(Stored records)
● ● ●
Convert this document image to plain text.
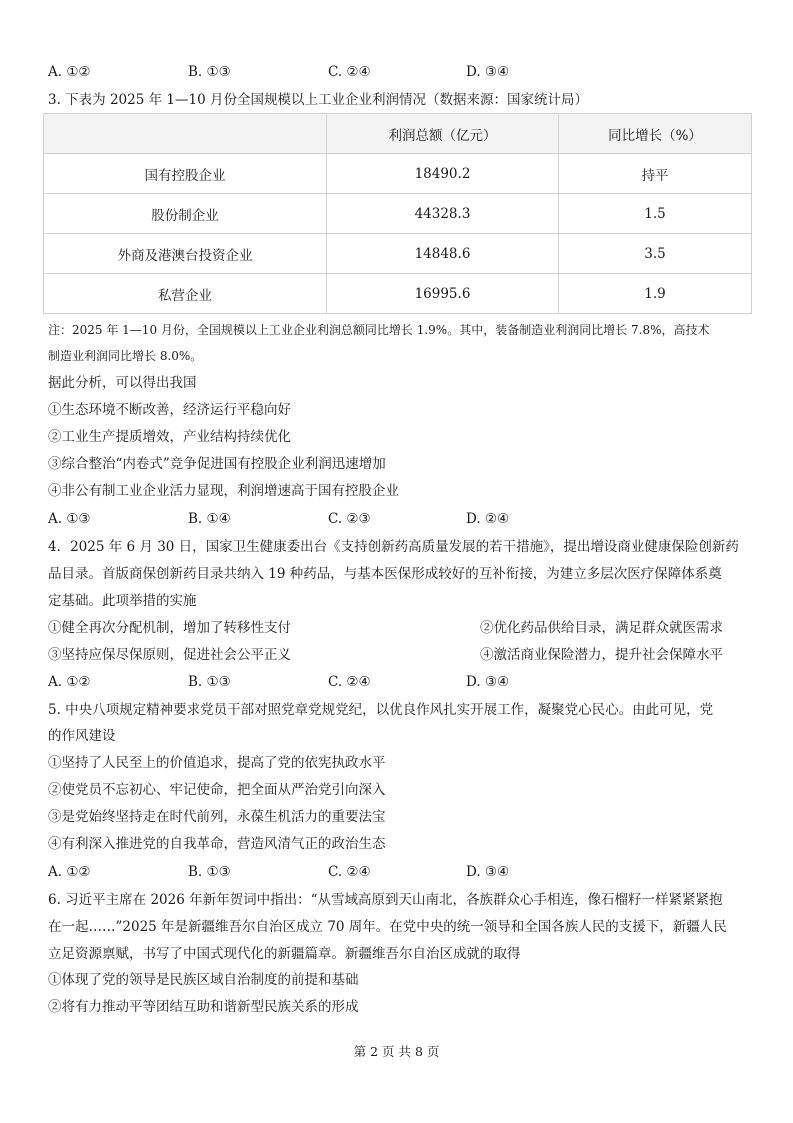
A. ①②	B. ①③	C. ②④	D. ③④
3. 下表为 2025 年 1—10 月份全国规模以上工业企业利润情况（数据来源：国家统计局）
	利润总额（亿元）	同比增长（%）
国有控股企业	18490.2	持平
股份制企业	44328.3	1.5
外商及港澳台投资企业	14848.6	3.5
私营企业	16995.6	1.9
注：2025 年 1—10 月份，全国规模以上工业企业利润总额同比增长 1.9%。其中，装备制造业利润同比增长 7.8%，高技术
制造业利润同比增长 8.0%。
据此分析，可以得出我国
①生态环境不断改善，经济运行平稳向好
②工业生产提质增效，产业结构持续优化
③综合整治“内卷式”竞争促进国有控股企业利润迅速增加
④非公有制工业企业活力显现，利润增速高于国有控股企业
A. ①③	B. ①④	C. ②③	D. ②④
4．2025 年 6 月 30 日，国家卫生健康委出台《支持创新药高质量发展的若干措施》，提出增设商业健康保险创新药
品目录。首版商保创新药目录共纳入 19 种药品，与基本医保形成较好的互补衔接，为建立多层次医疗保障体系奠
定基础。此项举措的实施
①健全再次分配机制，增加了转移性支付	②优化药品供给目录，满足群众就医需求
③坚持应保尽保原则，促进社会公平正义	④激活商业保险潜力，提升社会保障水平
A. ①②	B. ①③	C. ②④	D. ③④
5. 中央八项规定精神要求党员干部对照党章党规党纪，以优良作风扎实开展工作，凝聚党心民心。由此可见，党
的作风建设
①坚持了人民至上的价值追求，提高了党的依宪执政水平
②使党员不忘初心、牢记使命，把全面从严治党引向深入
③是党始终坚持走在时代前列，永葆生机活力的重要法宝
④有利深入推进党的自我革命，营造风清气正的政治生态
A. ①②	B. ①③	C. ②④	D. ③④
6. 习近平主席在 2026 年新年贺词中指出：“从雪域高原到天山南北，各族群众心手相连，像石榴籽一样紧紧紧抱
在一起……”2025 年是新疆维吾尔自治区成立 70 周年。在党中央的统一领导和全国各族人民的支援下，新疆人民
立足资源禀赋，书写了中国式现代化的新疆篇章。新疆维吾尔自治区成就的取得
①体现了党的领导是民族区域自治制度的前提和基础
②将有力推动平等团结互助和谐新型民族关系的形成
第 2 页 共 8 页
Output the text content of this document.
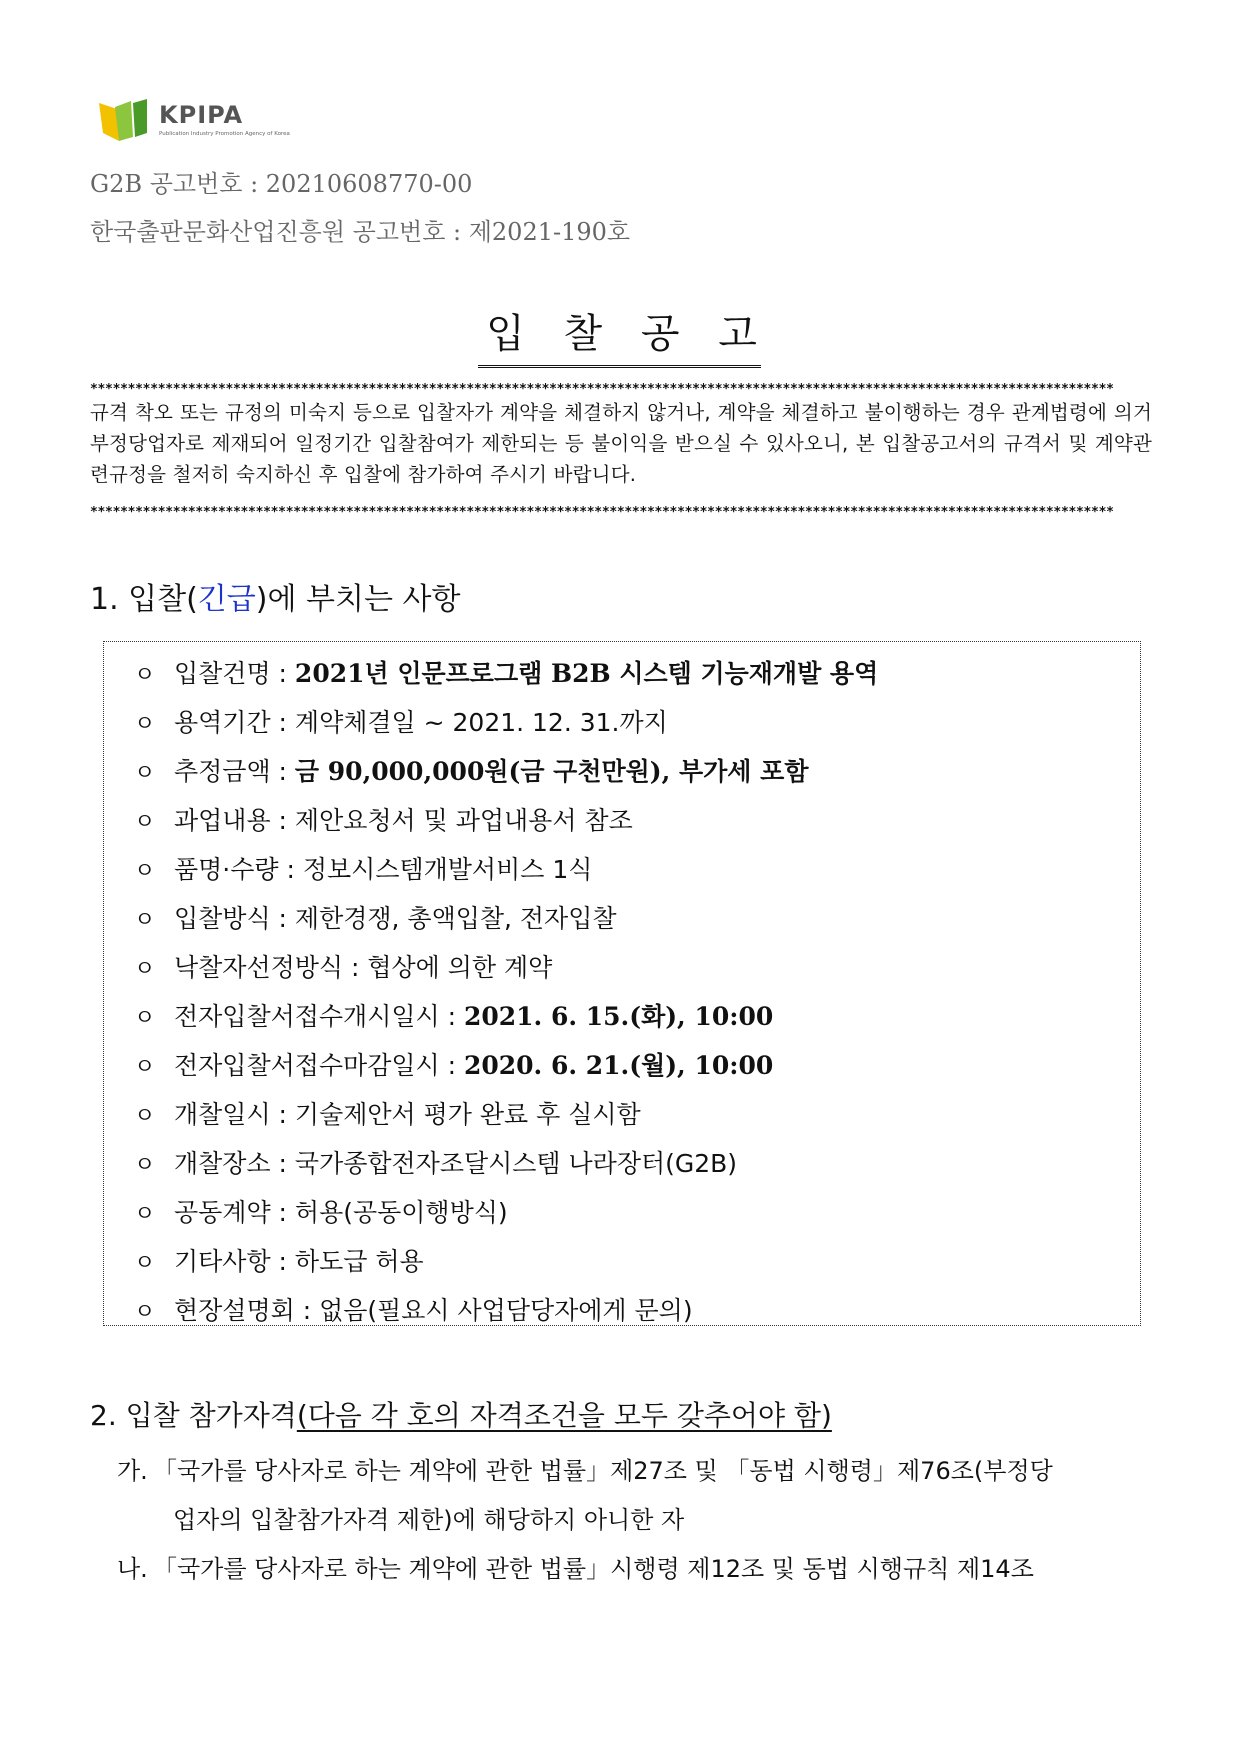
KPIPA
Publication Industry Promotion Agency of Korea
G2B 공고번호 : 20210608770-00
한국출판문화산업진흥원 공고번호 : 제2021-190호
입 찰 공 고
****************************************************************************************************************************************
규격 착오 또는 규정의 미숙지 등으로 입찰자가 계약을 체결하지 않거나, 계약을 체결하고 불이행하는 경우 관계법령에 의거 부정당업자로 제재되어 일정기간 입찰참여가 제한되는 등 불이익을 받으실 수 있사오니, 본 입찰공고서의 규격서 및 계약관련규정을 철저히 숙지하신 후 입찰에 참가하여 주시기 바랍니다.
****************************************************************************************************************************************
1. 입찰(긴급)에 부치는 사항
ㅇ 입찰건명 : 2021년 인문프로그램 B2B 시스템 기능재개발 용역
ㅇ 용역기간 : 계약체결일 ~ 2021. 12. 31.까지
ㅇ 추정금액 : 금 90,000,000원(금 구천만원), 부가세 포함
ㅇ 과업내용 : 제안요청서 및 과업내용서 참조
ㅇ 품명·수량 : 정보시스템개발서비스 1식
ㅇ 입찰방식 : 제한경쟁, 총액입찰, 전자입찰
ㅇ 낙찰자선정방식 : 협상에 의한 계약
ㅇ 전자입찰서접수개시일시 : 2021. 6. 15.(화), 10:00
ㅇ 전자입찰서접수마감일시 : 2020. 6. 21.(월), 10:00
ㅇ 개찰일시 : 기술제안서 평가 완료 후 실시함
ㅇ 개찰장소 : 국가종합전자조달시스템 나라장터(G2B)
ㅇ 공동계약 : 허용(공동이행방식)
ㅇ 기타사항 : 하도급 허용
ㅇ 현장설명회 : 없음(필요시 사업담당자에게 문의)
2. 입찰 참가자격(다음 각 호의 자격조건을 모두 갖추어야 함)
가. 「국가를 당사자로 하는 계약에 관한 법률」제27조 및 「동법 시행령」제76조(부정당
업자의 입찰참가자격 제한)에 해당하지 아니한 자
나. 「국가를 당사자로 하는 계약에 관한 법률」시행령 제12조 및 동법 시행규칙 제14조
● ● ●
(PROBLEM) Look for lines containing the string "text" and copy them all.

(REPLY TO THE TASK)
Convert this document image to plain text.
Output the text content of this document.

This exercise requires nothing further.